> [The task]
In the records below, locate the line containing "What text is on this page?", then extract it and all following lines exactly, ending with the last line.
>> begin
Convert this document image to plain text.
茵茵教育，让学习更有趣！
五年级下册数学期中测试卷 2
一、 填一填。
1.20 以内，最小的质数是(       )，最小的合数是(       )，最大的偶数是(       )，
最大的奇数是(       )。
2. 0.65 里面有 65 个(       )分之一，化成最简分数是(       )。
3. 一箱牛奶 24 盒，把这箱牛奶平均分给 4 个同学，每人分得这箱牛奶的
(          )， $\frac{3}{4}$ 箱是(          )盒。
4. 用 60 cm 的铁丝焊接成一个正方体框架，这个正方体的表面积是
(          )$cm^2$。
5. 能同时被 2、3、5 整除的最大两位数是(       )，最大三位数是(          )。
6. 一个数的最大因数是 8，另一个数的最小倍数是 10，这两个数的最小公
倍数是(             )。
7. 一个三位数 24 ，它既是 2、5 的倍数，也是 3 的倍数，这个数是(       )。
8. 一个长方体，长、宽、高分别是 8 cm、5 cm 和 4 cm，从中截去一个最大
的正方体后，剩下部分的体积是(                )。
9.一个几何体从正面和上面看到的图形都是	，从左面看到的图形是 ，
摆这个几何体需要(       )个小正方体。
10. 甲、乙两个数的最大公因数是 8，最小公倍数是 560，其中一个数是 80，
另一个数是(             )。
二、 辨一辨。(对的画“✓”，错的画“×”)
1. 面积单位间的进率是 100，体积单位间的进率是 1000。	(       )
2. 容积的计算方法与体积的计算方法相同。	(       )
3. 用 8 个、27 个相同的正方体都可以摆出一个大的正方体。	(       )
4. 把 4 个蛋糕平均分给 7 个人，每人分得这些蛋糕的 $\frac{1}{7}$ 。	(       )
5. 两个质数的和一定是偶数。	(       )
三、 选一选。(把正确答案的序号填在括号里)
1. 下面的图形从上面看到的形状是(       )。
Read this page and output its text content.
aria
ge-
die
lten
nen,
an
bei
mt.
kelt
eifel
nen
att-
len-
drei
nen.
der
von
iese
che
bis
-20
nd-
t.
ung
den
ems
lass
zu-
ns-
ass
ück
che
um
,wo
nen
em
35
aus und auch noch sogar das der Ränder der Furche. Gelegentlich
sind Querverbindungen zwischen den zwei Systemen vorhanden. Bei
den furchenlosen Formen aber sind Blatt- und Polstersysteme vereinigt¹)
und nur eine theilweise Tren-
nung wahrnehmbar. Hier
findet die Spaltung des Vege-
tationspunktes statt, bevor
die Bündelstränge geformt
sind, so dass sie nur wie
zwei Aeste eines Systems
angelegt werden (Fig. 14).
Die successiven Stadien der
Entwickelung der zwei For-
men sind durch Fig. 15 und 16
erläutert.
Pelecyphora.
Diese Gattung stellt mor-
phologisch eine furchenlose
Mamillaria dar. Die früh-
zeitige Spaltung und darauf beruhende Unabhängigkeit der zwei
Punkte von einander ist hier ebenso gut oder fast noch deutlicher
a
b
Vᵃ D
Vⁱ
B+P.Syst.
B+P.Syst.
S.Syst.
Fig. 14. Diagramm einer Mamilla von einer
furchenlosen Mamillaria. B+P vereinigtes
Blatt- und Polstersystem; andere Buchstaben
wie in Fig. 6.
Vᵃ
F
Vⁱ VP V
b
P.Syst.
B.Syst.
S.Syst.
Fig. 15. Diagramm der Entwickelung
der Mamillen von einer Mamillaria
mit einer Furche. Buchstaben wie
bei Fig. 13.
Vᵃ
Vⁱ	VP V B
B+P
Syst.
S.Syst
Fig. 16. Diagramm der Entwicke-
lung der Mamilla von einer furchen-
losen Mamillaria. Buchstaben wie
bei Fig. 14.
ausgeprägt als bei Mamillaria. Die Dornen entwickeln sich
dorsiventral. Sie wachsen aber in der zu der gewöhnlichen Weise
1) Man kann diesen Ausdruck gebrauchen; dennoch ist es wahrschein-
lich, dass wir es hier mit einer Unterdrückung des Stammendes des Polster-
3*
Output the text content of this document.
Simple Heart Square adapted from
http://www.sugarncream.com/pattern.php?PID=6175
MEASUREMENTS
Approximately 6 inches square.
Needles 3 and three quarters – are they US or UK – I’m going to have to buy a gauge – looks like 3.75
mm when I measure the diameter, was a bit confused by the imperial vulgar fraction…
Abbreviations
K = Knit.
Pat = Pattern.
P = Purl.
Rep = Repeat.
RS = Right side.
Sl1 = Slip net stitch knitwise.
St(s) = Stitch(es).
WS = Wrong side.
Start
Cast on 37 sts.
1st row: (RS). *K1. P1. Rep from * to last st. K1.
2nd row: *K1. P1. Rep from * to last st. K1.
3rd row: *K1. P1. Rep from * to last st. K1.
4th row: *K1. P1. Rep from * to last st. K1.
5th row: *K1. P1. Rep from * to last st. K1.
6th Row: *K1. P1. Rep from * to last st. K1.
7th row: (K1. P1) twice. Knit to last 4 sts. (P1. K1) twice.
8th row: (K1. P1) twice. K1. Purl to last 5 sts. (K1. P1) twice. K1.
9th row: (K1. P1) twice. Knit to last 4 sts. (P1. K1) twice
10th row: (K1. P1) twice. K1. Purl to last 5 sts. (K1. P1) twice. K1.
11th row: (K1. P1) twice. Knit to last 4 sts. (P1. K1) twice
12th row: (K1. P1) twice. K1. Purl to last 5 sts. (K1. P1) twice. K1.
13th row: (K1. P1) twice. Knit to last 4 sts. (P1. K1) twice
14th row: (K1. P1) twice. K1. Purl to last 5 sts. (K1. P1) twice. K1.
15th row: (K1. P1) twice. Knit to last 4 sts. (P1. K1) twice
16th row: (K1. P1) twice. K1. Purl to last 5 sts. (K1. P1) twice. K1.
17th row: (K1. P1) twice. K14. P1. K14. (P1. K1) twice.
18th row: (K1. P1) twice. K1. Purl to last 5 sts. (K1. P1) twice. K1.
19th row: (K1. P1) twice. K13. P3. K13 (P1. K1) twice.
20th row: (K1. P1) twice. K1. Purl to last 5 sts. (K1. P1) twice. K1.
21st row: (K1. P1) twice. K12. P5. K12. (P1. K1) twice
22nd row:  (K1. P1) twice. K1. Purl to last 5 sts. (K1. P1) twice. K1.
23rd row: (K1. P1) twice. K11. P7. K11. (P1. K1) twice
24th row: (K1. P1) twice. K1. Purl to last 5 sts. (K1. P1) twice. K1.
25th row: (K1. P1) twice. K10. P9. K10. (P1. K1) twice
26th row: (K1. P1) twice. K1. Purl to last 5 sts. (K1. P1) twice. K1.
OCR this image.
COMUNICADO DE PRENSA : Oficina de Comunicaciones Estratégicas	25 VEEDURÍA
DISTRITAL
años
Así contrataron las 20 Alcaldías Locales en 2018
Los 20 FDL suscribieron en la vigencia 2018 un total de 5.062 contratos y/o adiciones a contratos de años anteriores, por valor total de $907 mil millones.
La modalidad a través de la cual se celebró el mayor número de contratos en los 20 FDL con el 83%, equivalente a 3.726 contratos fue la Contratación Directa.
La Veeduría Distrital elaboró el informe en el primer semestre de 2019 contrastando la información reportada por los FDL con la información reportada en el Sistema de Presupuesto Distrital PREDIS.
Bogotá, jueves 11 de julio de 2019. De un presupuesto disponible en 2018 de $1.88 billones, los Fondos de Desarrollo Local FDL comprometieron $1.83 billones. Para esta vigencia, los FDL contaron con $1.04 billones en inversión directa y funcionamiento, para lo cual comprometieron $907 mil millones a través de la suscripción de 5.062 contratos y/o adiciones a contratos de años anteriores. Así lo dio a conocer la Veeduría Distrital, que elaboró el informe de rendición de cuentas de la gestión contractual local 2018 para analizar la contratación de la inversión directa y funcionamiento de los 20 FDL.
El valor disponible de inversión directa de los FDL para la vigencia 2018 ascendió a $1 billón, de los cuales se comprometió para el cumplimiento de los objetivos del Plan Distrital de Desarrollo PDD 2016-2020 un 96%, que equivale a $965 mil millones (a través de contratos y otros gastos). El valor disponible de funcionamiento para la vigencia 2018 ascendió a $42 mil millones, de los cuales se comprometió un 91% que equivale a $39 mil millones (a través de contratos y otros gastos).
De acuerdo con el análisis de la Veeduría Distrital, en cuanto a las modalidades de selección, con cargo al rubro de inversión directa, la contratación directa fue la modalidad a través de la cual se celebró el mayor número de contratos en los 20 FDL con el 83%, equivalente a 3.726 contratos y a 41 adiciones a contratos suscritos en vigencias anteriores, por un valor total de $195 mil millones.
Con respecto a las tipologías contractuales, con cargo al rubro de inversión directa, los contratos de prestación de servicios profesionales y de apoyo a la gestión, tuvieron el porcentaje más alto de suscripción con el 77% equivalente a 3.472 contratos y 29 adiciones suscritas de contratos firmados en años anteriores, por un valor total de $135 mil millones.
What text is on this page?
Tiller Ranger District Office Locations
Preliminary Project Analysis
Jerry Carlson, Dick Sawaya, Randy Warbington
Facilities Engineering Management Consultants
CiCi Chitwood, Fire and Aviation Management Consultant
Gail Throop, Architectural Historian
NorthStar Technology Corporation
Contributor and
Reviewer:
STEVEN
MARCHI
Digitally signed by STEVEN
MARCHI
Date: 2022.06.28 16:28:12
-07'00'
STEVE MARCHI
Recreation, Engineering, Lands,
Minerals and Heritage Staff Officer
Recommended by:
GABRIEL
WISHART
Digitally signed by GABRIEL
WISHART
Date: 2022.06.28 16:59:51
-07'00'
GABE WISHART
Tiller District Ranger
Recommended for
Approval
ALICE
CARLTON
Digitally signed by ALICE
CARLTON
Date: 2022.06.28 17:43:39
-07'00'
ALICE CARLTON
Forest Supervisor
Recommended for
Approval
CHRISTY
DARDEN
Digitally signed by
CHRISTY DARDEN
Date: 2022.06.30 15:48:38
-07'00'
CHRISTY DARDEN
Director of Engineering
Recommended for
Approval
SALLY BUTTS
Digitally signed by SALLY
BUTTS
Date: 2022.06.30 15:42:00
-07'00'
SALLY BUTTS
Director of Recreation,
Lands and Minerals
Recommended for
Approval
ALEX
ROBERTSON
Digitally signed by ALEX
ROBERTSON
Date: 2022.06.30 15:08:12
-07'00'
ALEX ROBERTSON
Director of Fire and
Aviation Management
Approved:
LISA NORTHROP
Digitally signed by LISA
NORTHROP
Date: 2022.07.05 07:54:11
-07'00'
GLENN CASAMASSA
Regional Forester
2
>> end
> [The solution]
What text is on this page?
Tiller Ranger District Office Locations
Preliminary Project Analysis
Jerry Carlson, Dick Sawaya, Randy Warbington
Facilities Engineering Management Consultants
CiCi Chitwood, Fire and Aviation Management Consultant
Gail Throop, Architectural Historian
NorthStar Technology Corporation
Contributor and
Reviewer:
STEVEN
MARCHI
Digitally signed by STEVEN
MARCHI
Date: 2022.06.28 16:28:12
-07'00'
STEVE MARCHI
Recreation, Engineering, Lands,
Minerals and Heritage Staff Officer
Recommended by:
GABRIEL
WISHART
Digitally signed by GABRIEL
WISHART
Date: 2022.06.28 16:59:51
-07'00'
GABE WISHART
Tiller District Ranger
Recommended for
Approval
ALICE
CARLTON
Digitally signed by ALICE
CARLTON
Date: 2022.06.28 17:43:39
-07'00'
ALICE CARLTON
Forest Supervisor
Recommended for
Approval
CHRISTY
DARDEN
Digitally signed by
CHRISTY DARDEN
Date: 2022.06.30 15:48:38
-07'00'
CHRISTY DARDEN
Director of Engineering
Recommended for
Approval
SALLY BUTTS
Digitally signed by SALLY
BUTTS
Date: 2022.06.30 15:42:00
-07'00'
SALLY BUTTS
Director of Recreation,
Lands and Minerals
Recommended for
Approval
ALEX
ROBERTSON
Digitally signed by ALEX
ROBERTSON
Date: 2022.06.30 15:08:12
-07'00'
ALEX ROBERTSON
Director of Fire and
Aviation Management
Approved:
LISA NORTHROP
Digitally signed by LISA
NORTHROP
Date: 2022.07.05 07:54:11
-07'00'
GLENN CASAMASSA
Regional Forester
2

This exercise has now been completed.